------ Testo della pagina
L’accesso a dati precisi sull’uso degli antimicrobici e sulla comparsa di resistenza è un passo essenziale per mettere a punto e monitorare politiche in grado di ridurre al minimo lo sviluppo di resistenza e di preservare la loro efficacia per le generazioni future.

Marco Tinelli, presidente del Congresso AMIT, svoltosi a Milano il 14 e 15 Marzo 2019, afferma:  ”Attualmente qualunque tipo di infezione, dalle più banali come semplici infezioni cutanee o  urinarie, a infezioni gravi, quali polmoniti e sepsi, può essere causato da batteri antibiotico-resistenti.Sembra un paradosso, ma anche una persona che non ha mai preso antibiotici corre il rischio di avere un’infezione da batteri resistenti, soprattutto se si trova in ospedale o nelle altre strutture di assistenza sanitaria. I batteri non conoscono frontiere e le stesse resistenze che si trovano in Europa o negli Stati Uniti si possono evidenziare in villaggi sperduti in Africa ed in America Latina come anche il report dell’OMS dimostra chiaramente”.
------------
------ Righe fornite
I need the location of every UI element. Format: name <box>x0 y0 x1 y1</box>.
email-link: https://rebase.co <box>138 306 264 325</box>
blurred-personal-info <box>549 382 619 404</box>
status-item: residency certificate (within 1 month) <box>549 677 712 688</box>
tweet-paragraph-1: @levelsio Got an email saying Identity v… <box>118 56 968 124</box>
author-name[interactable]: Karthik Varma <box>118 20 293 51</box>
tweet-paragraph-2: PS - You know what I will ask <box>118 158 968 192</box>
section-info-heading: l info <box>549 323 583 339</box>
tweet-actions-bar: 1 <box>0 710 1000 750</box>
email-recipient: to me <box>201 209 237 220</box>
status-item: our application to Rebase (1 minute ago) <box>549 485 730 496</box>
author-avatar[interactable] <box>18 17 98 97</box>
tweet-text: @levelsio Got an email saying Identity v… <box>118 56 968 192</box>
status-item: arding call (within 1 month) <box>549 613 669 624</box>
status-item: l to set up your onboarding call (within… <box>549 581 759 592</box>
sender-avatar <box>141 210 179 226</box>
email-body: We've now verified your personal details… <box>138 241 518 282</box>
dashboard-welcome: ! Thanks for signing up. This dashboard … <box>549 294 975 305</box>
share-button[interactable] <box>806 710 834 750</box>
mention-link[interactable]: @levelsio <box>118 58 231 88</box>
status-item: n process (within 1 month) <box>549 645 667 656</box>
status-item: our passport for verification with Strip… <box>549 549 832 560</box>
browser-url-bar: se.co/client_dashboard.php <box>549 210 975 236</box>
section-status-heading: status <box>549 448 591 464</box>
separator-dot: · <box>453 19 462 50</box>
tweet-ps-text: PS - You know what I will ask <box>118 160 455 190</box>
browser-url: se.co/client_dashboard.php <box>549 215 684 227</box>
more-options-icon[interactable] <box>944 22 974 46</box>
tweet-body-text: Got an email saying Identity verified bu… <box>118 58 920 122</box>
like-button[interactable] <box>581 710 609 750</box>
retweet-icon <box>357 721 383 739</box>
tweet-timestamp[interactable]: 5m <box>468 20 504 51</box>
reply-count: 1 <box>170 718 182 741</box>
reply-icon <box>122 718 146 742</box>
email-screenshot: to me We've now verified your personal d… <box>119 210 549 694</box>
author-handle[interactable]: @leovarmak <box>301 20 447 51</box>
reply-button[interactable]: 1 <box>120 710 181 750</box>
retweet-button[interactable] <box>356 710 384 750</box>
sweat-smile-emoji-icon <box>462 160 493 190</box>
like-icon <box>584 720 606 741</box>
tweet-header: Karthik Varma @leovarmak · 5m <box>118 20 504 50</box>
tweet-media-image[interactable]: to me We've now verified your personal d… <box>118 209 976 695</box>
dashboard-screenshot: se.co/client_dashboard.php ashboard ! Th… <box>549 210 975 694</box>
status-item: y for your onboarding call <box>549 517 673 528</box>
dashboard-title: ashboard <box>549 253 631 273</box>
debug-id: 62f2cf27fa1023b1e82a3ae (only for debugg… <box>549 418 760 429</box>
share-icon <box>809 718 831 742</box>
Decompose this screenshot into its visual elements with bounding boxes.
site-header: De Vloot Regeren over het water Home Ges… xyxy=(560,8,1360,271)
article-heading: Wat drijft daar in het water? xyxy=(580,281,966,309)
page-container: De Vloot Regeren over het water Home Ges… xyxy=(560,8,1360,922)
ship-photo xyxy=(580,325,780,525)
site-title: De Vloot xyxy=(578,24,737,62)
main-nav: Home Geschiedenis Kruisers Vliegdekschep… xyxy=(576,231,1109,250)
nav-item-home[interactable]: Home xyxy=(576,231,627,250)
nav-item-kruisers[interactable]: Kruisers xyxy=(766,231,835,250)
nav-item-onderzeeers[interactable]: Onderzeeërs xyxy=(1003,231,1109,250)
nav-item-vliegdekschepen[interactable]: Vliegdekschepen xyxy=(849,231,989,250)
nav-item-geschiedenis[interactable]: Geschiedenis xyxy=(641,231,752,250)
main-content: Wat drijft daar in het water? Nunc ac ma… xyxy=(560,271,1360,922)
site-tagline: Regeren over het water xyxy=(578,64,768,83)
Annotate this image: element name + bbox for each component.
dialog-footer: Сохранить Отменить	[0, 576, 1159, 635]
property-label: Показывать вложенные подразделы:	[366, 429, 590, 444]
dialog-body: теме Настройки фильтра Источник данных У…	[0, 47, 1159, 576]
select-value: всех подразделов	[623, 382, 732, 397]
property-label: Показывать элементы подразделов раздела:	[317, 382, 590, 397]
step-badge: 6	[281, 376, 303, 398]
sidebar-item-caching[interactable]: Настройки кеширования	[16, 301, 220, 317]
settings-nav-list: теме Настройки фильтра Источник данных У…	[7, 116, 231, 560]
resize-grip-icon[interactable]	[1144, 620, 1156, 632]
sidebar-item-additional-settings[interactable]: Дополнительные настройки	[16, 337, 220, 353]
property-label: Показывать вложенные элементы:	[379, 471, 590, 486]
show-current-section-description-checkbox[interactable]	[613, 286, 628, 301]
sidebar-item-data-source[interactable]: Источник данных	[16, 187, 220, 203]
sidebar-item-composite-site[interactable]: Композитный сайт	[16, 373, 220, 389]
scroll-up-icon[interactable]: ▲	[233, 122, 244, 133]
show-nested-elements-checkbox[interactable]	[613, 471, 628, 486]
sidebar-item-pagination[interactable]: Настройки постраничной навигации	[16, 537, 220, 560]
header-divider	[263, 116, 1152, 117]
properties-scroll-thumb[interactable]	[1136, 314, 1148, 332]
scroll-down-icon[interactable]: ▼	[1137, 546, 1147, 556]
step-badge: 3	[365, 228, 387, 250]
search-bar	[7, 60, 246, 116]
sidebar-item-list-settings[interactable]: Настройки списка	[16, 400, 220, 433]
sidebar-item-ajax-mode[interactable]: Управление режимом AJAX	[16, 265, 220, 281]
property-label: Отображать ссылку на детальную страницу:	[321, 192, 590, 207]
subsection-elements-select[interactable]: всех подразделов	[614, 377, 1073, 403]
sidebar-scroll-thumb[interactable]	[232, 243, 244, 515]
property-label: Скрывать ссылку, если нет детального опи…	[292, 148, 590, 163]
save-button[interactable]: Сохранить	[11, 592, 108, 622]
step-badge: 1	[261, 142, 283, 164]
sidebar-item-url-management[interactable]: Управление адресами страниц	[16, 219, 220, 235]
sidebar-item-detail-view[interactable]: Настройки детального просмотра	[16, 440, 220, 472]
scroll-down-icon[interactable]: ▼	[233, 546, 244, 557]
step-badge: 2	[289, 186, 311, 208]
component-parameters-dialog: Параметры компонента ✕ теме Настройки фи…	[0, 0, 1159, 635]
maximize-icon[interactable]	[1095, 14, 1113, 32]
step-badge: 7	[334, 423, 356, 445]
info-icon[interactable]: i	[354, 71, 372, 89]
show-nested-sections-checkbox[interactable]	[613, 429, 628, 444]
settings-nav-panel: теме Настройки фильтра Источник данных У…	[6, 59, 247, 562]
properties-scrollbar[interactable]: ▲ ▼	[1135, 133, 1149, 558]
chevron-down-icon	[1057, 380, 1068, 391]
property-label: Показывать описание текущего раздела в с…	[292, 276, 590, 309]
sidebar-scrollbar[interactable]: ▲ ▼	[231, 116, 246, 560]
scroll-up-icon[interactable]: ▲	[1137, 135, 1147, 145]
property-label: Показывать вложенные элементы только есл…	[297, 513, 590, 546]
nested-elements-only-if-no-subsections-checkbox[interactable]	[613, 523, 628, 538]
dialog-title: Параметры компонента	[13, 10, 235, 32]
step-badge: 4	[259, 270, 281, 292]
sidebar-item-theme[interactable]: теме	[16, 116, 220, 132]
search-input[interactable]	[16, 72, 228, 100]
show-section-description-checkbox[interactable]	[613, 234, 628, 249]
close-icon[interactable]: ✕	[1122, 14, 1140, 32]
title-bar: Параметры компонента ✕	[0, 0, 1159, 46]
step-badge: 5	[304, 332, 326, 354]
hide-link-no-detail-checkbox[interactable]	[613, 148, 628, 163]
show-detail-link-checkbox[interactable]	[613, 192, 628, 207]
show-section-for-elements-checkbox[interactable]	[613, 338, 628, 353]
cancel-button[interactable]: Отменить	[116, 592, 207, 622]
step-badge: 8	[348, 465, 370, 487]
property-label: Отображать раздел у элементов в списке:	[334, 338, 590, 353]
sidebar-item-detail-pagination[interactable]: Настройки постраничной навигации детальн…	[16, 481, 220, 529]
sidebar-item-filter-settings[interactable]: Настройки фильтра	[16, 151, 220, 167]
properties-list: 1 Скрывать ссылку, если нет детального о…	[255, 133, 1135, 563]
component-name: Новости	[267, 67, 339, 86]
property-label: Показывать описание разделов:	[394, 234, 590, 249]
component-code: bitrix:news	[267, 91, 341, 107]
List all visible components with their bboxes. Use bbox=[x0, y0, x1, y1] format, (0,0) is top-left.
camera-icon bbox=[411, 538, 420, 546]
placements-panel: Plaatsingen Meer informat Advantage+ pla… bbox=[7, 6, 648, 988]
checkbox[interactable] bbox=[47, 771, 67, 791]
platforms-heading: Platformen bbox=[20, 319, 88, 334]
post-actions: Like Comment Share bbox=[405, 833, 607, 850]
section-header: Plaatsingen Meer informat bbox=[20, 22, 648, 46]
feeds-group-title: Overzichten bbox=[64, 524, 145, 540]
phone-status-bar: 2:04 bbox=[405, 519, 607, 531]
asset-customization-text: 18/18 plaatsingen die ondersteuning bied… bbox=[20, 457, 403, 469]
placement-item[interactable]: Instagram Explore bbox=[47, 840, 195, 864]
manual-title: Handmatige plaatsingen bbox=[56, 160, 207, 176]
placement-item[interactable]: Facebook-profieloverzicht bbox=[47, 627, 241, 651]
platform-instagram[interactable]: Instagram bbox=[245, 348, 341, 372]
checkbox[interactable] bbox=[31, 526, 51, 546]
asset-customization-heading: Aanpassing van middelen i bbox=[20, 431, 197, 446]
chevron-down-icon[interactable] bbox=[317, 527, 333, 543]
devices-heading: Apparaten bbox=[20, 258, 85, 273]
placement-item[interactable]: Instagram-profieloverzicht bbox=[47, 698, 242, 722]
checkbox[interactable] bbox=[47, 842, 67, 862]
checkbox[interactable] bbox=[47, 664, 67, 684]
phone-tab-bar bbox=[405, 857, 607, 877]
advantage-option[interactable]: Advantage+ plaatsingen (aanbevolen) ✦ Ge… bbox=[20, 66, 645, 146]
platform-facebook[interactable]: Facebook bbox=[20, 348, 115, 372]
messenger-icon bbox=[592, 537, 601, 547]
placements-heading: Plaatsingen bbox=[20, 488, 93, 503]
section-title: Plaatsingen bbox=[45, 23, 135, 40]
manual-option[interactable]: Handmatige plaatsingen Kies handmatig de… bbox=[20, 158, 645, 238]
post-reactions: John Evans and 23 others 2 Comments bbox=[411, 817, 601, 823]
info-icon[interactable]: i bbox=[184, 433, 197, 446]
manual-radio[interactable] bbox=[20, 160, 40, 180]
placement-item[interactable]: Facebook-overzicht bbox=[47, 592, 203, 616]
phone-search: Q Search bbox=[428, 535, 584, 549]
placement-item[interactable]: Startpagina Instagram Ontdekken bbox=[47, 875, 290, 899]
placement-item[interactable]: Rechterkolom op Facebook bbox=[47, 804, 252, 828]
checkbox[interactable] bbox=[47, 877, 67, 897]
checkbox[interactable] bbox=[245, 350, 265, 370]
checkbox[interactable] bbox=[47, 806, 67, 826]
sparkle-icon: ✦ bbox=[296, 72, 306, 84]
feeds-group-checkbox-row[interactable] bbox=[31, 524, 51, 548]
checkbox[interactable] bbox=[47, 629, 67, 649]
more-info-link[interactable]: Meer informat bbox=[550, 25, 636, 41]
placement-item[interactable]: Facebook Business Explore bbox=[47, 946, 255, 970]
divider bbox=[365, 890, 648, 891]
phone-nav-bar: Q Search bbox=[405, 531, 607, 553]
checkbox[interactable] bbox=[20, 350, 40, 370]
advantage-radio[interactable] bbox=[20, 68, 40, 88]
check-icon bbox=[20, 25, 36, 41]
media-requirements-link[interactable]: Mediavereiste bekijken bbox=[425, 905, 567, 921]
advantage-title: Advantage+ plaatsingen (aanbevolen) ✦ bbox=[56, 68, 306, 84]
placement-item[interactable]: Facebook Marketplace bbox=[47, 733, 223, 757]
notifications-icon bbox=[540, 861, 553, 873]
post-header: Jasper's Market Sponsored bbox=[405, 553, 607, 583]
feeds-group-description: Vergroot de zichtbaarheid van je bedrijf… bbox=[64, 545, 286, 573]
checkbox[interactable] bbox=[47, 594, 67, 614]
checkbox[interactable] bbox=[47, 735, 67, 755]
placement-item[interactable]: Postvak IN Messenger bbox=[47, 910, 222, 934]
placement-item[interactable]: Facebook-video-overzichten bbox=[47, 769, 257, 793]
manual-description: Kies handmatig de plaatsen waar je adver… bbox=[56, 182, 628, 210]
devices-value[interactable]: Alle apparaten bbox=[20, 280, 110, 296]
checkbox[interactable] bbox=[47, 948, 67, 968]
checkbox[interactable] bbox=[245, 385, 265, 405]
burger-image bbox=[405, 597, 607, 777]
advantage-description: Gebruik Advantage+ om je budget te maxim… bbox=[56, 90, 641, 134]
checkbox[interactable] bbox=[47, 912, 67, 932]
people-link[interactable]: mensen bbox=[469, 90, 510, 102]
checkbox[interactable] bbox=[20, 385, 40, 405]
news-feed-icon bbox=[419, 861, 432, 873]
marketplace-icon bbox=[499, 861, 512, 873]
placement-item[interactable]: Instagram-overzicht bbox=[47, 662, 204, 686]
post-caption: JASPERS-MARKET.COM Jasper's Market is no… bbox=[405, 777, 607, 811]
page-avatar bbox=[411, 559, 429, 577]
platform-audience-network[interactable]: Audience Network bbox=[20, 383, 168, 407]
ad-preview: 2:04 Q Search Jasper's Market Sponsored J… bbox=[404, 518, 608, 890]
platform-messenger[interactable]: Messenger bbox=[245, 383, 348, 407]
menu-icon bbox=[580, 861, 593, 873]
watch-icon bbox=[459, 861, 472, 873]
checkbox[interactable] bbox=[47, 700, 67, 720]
------------
Compito da svolgere:
Rispondi a queste domande sul testo sull'antibiotico-resistenza:
1. Secondo la prima frase, l'accesso a dati precisi sull'uso degli antimicrobici e sulla comparsa di resistenza è un passo essenziale per fare che cosa?
2. In quale città e in quali giorni si è svolto il Congresso AMIT?
3. Secondo Marco Tinelli, quale report dimostra che le resistenze presenti in Europa o negli Stati Uniti si possono evidenziare anche in villaggi sperduti in Africa e in America Latina?

Soluzione del compito:
1. Per mettere a punto e monitorare politiche in grado di ridurre al minimo lo sviluppo di resistenza e di preservare l'efficacia degli antimicrobici per le generazioni future.
2. A Milano, il 14 e 15 marzo 2019.
3. Il report dell'OMS.